+++ Information given

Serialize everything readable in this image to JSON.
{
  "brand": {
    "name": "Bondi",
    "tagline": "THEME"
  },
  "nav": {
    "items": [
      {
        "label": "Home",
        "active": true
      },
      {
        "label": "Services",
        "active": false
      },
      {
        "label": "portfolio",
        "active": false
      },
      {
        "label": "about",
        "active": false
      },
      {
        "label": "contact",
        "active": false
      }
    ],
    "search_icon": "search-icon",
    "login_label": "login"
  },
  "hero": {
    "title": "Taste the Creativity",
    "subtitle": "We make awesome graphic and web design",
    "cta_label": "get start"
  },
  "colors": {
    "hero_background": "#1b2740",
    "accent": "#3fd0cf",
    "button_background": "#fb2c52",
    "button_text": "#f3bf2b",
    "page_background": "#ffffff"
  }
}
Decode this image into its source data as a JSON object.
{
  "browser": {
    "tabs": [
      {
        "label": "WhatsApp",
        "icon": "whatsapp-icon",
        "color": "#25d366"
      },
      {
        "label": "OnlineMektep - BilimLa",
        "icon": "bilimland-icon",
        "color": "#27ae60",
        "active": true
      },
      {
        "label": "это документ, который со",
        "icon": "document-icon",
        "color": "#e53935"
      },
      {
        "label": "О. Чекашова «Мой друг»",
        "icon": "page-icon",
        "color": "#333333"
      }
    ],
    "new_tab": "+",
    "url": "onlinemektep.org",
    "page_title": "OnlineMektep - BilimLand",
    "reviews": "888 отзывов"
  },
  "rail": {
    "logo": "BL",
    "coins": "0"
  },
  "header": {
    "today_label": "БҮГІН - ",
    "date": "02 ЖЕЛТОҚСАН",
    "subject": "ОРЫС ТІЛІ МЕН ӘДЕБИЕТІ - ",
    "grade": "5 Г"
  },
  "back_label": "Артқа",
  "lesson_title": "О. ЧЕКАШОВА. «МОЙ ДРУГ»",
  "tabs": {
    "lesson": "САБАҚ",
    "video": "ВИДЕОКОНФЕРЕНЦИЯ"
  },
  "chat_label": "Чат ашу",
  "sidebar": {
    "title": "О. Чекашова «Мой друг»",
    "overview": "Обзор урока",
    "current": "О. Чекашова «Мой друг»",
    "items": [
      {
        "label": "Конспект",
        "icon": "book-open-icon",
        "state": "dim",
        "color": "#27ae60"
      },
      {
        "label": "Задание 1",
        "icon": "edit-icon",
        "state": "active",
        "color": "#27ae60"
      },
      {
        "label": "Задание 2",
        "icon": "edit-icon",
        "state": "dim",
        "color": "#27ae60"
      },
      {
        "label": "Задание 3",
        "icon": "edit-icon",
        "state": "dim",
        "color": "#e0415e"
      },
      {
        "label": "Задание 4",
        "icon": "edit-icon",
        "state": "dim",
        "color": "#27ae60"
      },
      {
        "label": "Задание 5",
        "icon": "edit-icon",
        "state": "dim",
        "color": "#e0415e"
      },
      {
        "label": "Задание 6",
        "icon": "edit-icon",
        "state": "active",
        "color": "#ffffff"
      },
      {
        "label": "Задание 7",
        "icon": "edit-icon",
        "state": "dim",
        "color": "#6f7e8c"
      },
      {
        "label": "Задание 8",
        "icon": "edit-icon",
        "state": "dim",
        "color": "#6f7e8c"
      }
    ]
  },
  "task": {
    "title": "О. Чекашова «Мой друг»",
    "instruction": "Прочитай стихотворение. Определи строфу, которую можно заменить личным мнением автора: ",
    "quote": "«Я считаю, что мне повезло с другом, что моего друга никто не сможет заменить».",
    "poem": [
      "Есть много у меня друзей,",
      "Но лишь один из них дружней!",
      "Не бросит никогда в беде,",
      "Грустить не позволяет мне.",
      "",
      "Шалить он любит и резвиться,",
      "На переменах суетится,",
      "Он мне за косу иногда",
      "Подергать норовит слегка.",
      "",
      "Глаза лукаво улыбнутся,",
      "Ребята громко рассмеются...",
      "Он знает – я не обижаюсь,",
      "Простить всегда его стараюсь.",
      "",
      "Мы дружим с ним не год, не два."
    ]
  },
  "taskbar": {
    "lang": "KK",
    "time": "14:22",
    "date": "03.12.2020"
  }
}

++++++

**What to produce:**
Please reproduce the entire listing, exactly as shown.

**Written response:**
Serialize everything readable in this image to JSON.
{
  "brand": {
    "name": "Bondi",
    "tagline": "THEME"
  },
  "nav": {
    "items": [
      {
        "label": "Home",
        "active": true
      },
      {
        "label": "Services",
        "active": false
      },
      {
        "label": "portfolio",
        "active": false
      },
      {
        "label": "about",
        "active": false
      },
      {
        "label": "contact",
        "active": false
      }
    ],
    "search_icon": "search-icon",
    "login_label": "login"
  },
  "hero": {
    "title": "Taste the Creativity",
    "subtitle": "We make awesome graphic and web design",
    "cta_label": "get start"
  },
  "colors": {
    "hero_background": "#1b2740",
    "accent": "#3fd0cf",
    "button_background": "#fb2c52",
    "button_text": "#f3bf2b",
    "page_background": "#ffffff"
  }
}
Decode this image into its source data as a JSON object.
{
  "browser": {
    "tabs": [
      {
        "label": "WhatsApp",
        "icon": "whatsapp-icon",
        "color": "#25d366"
      },
      {
        "label": "OnlineMektep - BilimLa",
        "icon": "bilimland-icon",
        "color": "#27ae60",
        "active": true
      },
      {
        "label": "это документ, который со",
        "icon": "document-icon",
        "color": "#e53935"
      },
      {
        "label": "О. Чекашова «Мой друг»",
        "icon": "page-icon",
        "color": "#333333"
      }
    ],
    "new_tab": "+",
    "url": "onlinemektep.org",
    "page_title": "OnlineMektep - BilimLand",
    "reviews": "888 отзывов"
  },
  "rail": {
    "logo": "BL",
    "coins": "0"
  },
  "header": {
    "today_label": "БҮГІН - ",
    "date": "02 ЖЕЛТОҚСАН",
    "subject": "ОРЫС ТІЛІ МЕН ӘДЕБИЕТІ - ",
    "grade": "5 Г"
  },
  "back_label": "Артқа",
  "lesson_title": "О. ЧЕКАШОВА. «МОЙ ДРУГ»",
  "tabs": {
    "lesson": "САБАҚ",
    "video": "ВИДЕОКОНФЕРЕНЦИЯ"
  },
  "chat_label": "Чат ашу",
  "sidebar": {
    "title": "О. Чекашова «Мой друг»",
    "overview": "Обзор урока",
    "current": "О. Чекашова «Мой друг»",
    "items": [
      {
        "label": "Конспект",
        "icon": "book-open-icon",
        "state": "dim",
        "color": "#27ae60"
      },
      {
        "label": "Задание 1",
        "icon": "edit-icon",
        "state": "active",
        "color": "#27ae60"
      },
      {
        "label": "Задание 2",
        "icon": "edit-icon",
        "state": "dim",
        "color": "#27ae60"
      },
      {
        "label": "Задание 3",
        "icon": "edit-icon",
        "state": "dim",
        "color": "#e0415e"
      },
      {
        "label": "Задание 4",
        "icon": "edit-icon",
        "state": "dim",
        "color": "#27ae60"
      },
      {
        "label": "Задание 5",
        "icon": "edit-icon",
        "state": "dim",
        "color": "#e0415e"
      },
      {
        "label": "Задание 6",
        "icon": "edit-icon",
        "state": "active",
        "color": "#ffffff"
      },
      {
        "label": "Задание 7",
        "icon": "edit-icon",
        "state": "dim",
        "color": "#6f7e8c"
      },
      {
        "label": "Задание 8",
        "icon": "edit-icon",
        "state": "dim",
        "color": "#6f7e8c"
      }
    ]
  },
  "task": {
    "title": "О. Чекашова «Мой друг»",
    "instruction": "Прочитай стихотворение. Определи строфу, которую можно заменить личным мнением автора: ",
    "quote": "«Я считаю, что мне повезло с другом, что моего друга никто не сможет заменить».",
    "poem": [
      "Есть много у меня друзей,",
      "Но лишь один из них дружней!",
      "Не бросит никогда в беде,",
      "Грустить не позволяет мне.",
      "",
      "Шалить он любит и резвиться,",
      "На переменах суетится,",
      "Он мне за косу иногда",
      "Подергать норовит слегка.",
      "",
      "Глаза лукаво улыбнутся,",
      "Ребята громко рассмеются...",
      "Он знает – я не обижаюсь,",
      "Простить всегда его стараюсь.",
      "",
      "Мы дружим с ним не год, не два."
    ]
  },
  "taskbar": {
    "lang": "KK",
    "time": "14:22",
    "date": "03.12.2020"
  }
}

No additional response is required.